**Exercise details:** Of the lines in this listing, how many contain the word "Planta"? Give the number and nothing else.

**Raw data:**
-- -- --

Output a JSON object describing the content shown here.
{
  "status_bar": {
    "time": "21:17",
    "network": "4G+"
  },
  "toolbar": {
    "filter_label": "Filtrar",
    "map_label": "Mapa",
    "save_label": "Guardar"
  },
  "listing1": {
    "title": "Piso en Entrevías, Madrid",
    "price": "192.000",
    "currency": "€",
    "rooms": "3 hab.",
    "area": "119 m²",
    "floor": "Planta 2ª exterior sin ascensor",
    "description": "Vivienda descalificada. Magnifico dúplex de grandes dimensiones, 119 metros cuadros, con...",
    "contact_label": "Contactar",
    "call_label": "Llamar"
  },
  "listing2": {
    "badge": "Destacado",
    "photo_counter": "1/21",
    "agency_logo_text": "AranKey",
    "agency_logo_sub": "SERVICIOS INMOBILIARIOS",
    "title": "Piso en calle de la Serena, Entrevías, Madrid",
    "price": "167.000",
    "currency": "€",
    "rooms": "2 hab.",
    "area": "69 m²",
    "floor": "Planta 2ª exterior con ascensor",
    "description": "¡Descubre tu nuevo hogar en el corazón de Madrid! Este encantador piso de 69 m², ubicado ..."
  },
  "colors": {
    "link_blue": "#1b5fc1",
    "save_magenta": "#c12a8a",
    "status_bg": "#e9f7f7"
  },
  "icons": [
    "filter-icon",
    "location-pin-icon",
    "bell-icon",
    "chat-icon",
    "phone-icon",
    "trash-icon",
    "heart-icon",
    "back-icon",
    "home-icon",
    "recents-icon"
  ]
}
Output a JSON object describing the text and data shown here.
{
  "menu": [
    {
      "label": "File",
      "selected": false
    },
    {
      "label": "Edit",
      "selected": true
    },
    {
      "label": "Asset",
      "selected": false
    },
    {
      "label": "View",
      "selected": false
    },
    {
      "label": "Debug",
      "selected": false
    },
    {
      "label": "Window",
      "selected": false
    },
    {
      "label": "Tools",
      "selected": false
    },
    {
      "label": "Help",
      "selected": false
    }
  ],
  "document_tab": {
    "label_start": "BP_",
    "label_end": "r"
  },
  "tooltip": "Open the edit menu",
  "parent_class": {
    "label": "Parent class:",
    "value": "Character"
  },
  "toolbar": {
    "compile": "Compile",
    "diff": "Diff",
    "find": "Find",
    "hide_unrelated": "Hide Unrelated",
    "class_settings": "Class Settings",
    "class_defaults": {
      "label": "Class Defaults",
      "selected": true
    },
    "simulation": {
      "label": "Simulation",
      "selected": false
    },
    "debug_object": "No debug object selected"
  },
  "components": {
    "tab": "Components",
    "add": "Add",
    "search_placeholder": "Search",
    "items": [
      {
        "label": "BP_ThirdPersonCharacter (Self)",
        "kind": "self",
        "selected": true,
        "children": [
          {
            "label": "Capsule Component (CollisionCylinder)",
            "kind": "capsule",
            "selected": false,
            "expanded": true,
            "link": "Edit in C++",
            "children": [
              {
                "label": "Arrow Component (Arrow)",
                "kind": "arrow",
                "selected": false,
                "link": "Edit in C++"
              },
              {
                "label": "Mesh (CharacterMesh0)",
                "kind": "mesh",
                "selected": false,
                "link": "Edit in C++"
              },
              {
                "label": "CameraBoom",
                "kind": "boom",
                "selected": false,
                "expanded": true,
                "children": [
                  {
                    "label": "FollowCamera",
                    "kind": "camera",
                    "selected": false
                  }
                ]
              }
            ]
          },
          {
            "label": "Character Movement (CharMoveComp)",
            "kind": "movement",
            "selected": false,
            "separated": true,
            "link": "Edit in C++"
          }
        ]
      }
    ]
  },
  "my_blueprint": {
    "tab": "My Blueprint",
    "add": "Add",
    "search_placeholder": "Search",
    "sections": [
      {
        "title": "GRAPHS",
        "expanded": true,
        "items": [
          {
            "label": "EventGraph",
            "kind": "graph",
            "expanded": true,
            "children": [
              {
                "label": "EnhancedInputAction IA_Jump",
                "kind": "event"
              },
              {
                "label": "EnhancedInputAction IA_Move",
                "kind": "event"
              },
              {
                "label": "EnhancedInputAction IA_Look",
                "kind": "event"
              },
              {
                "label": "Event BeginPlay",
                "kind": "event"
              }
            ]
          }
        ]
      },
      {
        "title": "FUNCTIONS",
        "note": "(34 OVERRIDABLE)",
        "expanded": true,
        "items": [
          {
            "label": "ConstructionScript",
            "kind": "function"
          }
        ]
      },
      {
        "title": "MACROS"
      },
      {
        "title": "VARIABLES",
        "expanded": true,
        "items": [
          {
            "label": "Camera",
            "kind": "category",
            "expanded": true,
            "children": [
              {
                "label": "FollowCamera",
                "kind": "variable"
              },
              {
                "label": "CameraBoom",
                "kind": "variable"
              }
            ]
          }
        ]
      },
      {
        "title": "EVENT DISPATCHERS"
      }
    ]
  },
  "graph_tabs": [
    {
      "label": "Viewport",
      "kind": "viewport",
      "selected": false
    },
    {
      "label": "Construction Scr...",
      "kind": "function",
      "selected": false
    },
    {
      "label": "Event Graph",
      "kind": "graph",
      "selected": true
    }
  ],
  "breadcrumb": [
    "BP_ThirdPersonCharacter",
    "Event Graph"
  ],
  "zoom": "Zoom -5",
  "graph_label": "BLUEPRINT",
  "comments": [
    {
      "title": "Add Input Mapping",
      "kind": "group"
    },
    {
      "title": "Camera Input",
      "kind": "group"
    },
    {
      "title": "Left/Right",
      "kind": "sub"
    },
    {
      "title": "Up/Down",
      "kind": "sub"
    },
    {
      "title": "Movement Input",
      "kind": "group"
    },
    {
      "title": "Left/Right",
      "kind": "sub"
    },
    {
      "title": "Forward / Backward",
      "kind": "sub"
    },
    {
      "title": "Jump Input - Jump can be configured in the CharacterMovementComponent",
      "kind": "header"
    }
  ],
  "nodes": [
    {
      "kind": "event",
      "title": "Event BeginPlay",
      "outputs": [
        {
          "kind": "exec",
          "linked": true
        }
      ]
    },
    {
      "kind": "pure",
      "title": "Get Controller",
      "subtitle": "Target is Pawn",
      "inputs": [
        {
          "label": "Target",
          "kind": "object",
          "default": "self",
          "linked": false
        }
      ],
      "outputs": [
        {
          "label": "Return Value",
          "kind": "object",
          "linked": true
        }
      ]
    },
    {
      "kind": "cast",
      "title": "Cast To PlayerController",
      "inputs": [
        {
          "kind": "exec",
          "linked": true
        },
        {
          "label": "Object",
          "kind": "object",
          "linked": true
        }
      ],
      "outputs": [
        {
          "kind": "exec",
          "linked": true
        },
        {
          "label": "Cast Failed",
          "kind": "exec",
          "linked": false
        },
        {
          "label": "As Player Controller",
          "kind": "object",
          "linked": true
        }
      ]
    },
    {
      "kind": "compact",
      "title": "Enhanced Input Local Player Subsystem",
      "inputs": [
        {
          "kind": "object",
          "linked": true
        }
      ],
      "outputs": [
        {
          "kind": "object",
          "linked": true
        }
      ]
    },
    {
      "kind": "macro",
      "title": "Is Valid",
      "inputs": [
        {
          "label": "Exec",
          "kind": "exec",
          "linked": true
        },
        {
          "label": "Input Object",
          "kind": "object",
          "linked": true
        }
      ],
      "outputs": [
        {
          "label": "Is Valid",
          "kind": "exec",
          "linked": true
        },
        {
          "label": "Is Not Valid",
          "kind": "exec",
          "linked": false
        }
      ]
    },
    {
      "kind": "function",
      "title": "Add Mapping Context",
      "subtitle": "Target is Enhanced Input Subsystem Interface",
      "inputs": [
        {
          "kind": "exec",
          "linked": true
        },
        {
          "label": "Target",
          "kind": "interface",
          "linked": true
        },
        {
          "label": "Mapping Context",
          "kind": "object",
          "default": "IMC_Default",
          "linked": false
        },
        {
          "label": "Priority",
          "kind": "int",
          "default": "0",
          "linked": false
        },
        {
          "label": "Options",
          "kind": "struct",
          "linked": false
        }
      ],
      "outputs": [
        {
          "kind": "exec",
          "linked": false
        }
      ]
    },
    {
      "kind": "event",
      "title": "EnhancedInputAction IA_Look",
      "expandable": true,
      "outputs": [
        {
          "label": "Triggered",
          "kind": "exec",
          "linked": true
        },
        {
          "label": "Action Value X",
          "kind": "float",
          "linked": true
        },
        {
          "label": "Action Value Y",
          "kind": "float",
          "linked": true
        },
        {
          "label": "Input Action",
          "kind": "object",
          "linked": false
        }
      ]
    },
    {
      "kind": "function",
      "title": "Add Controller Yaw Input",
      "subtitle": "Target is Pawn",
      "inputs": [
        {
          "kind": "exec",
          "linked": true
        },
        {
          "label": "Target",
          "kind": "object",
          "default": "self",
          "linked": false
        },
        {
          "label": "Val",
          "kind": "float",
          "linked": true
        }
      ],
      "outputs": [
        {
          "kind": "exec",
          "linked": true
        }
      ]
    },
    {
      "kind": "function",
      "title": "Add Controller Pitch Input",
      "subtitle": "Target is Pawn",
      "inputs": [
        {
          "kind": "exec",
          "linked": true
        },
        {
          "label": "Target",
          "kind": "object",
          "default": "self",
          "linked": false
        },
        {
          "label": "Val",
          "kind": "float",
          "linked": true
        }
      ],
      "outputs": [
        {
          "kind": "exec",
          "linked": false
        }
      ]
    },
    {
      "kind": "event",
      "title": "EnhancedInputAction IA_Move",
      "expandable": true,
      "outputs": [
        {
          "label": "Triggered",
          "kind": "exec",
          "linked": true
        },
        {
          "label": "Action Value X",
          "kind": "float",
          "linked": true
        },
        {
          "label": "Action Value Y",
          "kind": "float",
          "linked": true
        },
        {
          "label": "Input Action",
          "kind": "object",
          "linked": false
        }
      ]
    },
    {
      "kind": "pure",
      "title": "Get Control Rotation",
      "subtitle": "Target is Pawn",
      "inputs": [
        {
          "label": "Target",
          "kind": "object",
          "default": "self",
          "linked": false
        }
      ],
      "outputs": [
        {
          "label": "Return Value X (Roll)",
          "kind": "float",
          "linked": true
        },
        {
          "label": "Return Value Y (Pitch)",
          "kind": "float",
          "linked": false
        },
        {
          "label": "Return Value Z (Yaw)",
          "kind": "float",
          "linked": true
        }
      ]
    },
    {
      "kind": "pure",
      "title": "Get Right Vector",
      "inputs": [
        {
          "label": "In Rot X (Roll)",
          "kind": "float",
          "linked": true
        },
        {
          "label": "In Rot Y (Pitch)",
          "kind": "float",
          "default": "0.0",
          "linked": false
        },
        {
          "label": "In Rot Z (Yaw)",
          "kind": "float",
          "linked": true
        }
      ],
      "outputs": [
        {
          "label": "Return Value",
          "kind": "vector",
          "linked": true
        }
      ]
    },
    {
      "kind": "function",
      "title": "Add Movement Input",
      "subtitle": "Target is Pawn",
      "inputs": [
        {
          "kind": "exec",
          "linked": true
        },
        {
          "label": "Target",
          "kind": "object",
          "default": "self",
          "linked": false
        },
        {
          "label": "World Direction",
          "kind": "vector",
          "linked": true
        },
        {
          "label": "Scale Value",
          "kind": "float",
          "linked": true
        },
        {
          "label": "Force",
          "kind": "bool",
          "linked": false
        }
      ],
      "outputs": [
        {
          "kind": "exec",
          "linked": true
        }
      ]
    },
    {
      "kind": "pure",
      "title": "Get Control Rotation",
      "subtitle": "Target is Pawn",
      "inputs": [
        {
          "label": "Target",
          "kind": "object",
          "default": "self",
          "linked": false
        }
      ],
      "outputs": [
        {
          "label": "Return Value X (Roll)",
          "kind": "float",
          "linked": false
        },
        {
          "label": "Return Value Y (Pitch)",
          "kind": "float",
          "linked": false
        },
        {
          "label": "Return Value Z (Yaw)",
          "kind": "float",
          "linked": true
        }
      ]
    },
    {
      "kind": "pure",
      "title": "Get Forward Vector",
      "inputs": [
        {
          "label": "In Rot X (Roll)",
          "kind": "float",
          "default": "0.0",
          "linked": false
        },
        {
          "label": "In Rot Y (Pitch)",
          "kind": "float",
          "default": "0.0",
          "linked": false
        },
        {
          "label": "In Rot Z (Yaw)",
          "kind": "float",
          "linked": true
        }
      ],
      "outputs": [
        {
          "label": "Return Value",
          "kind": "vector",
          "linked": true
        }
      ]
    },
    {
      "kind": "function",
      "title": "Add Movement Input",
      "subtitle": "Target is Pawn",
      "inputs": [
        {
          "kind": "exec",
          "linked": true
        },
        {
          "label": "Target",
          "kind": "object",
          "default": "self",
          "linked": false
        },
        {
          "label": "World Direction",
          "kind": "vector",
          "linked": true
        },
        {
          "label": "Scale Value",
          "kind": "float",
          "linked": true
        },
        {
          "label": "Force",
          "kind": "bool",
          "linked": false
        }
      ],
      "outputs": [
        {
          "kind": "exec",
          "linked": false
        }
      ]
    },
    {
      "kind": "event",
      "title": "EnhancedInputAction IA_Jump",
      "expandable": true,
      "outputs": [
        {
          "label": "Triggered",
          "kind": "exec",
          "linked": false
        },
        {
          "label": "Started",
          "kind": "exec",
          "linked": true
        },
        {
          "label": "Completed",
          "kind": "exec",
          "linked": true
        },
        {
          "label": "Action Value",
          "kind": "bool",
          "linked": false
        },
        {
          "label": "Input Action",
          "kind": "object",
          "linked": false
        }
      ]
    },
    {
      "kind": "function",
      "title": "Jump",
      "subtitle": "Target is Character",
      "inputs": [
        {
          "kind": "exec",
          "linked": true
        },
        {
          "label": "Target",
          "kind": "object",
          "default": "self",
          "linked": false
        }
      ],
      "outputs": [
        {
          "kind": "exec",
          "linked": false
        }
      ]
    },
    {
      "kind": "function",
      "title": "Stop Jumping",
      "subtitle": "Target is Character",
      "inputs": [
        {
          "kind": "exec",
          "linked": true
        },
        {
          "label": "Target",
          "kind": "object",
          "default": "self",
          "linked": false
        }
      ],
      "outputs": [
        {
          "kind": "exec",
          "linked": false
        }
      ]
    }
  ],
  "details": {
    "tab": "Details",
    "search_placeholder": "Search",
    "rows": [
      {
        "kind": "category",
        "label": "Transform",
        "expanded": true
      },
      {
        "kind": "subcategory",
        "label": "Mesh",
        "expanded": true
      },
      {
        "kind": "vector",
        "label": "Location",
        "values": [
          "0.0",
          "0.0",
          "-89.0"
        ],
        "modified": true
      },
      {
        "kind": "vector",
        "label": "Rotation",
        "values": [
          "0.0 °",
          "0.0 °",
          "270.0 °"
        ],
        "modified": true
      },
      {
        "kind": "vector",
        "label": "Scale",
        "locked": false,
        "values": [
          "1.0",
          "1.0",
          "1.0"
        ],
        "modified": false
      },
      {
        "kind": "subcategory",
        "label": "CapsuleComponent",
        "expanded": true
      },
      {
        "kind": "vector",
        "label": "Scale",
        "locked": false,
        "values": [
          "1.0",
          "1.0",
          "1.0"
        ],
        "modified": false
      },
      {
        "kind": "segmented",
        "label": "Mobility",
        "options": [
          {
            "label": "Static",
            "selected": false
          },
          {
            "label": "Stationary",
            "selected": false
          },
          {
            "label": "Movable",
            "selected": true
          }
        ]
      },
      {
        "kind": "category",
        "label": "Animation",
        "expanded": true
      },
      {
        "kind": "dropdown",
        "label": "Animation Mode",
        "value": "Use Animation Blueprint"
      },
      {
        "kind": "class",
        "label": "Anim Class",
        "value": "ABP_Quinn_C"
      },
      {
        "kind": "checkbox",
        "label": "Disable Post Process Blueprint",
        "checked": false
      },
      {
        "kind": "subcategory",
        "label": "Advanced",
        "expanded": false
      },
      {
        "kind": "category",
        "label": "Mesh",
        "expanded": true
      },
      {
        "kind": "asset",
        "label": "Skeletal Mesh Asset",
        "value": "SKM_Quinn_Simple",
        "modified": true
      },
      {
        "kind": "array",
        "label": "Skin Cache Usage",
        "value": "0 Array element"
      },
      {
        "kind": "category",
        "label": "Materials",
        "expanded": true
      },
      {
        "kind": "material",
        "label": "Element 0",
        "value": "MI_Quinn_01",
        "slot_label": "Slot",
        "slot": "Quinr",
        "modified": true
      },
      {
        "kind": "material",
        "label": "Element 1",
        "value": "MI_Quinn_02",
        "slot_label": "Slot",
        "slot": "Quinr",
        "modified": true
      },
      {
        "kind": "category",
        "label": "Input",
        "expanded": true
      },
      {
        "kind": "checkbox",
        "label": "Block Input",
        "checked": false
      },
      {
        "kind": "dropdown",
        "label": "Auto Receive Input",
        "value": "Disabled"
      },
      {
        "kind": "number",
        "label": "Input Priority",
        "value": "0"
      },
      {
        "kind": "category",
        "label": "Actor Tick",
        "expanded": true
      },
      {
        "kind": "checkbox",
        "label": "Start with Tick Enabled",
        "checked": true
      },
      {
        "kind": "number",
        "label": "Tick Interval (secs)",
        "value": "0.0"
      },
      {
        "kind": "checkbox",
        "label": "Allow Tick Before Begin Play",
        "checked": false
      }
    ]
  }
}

-- -- --

**Result of this task:** 2